*MATERIAL FOR THIS EXERCISE*:
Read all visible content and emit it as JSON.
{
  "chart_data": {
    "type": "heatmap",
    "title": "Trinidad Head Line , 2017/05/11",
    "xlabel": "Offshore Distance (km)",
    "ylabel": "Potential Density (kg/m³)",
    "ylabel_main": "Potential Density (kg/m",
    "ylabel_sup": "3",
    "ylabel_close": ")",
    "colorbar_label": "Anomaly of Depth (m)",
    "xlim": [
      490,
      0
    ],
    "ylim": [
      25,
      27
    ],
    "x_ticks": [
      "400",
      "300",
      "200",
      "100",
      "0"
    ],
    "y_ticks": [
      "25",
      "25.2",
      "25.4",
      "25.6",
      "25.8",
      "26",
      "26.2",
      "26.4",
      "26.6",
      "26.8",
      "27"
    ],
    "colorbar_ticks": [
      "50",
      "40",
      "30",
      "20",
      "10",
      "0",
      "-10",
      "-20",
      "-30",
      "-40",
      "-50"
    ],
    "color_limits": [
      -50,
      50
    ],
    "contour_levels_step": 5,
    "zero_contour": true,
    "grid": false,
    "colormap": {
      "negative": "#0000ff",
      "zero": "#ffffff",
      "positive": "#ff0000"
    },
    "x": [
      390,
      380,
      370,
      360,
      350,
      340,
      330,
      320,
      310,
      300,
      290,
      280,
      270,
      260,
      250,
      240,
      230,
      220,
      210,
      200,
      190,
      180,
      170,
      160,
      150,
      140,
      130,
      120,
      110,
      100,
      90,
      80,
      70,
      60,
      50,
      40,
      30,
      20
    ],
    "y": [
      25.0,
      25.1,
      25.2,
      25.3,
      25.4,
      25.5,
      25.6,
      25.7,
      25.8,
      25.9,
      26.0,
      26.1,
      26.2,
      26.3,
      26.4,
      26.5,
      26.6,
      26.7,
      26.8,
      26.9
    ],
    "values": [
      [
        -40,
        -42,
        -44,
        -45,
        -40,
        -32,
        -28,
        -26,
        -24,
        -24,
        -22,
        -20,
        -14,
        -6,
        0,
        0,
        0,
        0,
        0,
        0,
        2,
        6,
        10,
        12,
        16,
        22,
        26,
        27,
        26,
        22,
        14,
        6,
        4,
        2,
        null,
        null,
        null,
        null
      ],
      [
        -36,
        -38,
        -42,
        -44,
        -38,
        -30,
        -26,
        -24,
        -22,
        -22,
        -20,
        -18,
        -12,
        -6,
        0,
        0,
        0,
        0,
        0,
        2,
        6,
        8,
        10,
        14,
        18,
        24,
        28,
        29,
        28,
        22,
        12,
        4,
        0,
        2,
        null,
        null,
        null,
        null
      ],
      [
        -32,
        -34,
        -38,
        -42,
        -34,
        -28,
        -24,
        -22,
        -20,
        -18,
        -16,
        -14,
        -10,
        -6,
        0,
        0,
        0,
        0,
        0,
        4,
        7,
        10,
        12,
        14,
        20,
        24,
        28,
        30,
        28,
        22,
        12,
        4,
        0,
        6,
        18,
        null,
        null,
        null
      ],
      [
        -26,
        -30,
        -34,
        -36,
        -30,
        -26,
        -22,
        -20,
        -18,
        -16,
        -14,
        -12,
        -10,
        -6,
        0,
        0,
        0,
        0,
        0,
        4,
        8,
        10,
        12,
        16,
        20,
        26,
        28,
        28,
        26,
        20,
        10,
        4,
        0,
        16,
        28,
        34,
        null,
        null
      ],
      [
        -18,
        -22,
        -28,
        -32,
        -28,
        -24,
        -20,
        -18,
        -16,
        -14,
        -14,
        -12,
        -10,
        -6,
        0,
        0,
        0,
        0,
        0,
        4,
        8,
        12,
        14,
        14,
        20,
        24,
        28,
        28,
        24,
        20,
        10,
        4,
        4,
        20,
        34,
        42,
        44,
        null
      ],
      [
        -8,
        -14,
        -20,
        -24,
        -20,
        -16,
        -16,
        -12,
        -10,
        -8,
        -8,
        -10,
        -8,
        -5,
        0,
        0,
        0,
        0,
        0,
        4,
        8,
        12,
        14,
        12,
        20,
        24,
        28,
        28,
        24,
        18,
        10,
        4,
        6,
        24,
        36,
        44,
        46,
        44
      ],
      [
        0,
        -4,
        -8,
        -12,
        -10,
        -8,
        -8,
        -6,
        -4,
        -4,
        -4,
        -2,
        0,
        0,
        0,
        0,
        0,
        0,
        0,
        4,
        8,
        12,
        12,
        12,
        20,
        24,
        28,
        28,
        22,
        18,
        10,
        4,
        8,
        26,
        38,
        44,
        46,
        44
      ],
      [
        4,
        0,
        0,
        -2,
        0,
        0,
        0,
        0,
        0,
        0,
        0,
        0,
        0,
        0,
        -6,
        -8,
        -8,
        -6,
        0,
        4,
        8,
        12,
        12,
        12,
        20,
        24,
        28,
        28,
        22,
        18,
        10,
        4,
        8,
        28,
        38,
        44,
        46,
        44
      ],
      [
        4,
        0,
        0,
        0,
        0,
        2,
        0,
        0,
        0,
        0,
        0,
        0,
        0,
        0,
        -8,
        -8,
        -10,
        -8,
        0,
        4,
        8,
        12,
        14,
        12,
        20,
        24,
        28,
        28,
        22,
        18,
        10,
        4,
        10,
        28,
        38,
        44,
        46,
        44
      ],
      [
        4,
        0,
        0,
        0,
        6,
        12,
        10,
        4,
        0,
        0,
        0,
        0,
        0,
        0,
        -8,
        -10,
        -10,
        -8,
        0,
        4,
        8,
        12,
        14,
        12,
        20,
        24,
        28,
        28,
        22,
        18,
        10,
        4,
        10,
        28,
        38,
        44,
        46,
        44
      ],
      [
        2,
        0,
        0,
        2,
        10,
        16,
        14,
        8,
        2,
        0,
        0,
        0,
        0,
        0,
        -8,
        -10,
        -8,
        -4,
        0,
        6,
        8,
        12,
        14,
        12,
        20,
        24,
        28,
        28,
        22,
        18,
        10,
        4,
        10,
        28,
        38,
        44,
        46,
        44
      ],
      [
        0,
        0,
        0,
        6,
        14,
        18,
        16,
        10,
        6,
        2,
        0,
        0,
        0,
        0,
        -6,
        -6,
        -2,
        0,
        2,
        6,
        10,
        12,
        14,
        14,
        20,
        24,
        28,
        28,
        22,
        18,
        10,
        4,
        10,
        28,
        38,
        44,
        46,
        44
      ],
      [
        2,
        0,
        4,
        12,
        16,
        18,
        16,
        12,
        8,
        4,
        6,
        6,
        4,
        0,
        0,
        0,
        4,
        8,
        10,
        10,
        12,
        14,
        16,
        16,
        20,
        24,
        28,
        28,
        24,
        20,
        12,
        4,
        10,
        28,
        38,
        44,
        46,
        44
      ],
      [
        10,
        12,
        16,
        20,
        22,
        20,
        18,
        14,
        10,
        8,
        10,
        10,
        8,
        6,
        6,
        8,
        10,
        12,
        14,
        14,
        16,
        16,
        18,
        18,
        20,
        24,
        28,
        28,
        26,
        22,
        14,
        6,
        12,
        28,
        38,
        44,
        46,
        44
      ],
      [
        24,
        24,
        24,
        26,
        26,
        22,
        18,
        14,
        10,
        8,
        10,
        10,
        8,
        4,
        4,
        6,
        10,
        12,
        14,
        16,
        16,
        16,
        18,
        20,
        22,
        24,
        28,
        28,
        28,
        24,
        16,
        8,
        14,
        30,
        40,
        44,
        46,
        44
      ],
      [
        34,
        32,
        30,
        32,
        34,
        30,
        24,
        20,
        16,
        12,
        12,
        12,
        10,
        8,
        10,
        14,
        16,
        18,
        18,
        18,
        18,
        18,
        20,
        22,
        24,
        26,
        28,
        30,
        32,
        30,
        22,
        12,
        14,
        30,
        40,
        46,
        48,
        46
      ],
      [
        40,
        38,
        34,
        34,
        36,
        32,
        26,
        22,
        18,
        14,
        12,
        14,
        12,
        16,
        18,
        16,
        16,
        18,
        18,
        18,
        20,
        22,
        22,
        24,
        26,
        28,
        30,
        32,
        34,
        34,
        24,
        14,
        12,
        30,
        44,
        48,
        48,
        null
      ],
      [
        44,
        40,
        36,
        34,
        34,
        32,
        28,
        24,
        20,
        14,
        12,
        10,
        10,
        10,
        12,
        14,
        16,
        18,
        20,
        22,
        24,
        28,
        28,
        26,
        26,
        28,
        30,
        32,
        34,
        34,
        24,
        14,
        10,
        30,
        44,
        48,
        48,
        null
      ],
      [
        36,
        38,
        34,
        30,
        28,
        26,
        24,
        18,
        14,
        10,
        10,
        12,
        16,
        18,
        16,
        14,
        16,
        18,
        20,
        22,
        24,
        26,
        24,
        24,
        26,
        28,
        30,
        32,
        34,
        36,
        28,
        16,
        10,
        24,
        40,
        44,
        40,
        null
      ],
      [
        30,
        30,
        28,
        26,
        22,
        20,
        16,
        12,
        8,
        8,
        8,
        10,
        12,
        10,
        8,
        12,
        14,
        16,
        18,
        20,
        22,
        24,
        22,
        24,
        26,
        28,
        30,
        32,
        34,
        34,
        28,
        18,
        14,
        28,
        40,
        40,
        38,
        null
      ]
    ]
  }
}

*BRIEF*: From the entries, report each line that includes the word "Density".

*SOLUTION BELOW*:
    "ylabel": "Potential Density (kg/m³)",
    "ylabel_main": "Potential Density (kg/m",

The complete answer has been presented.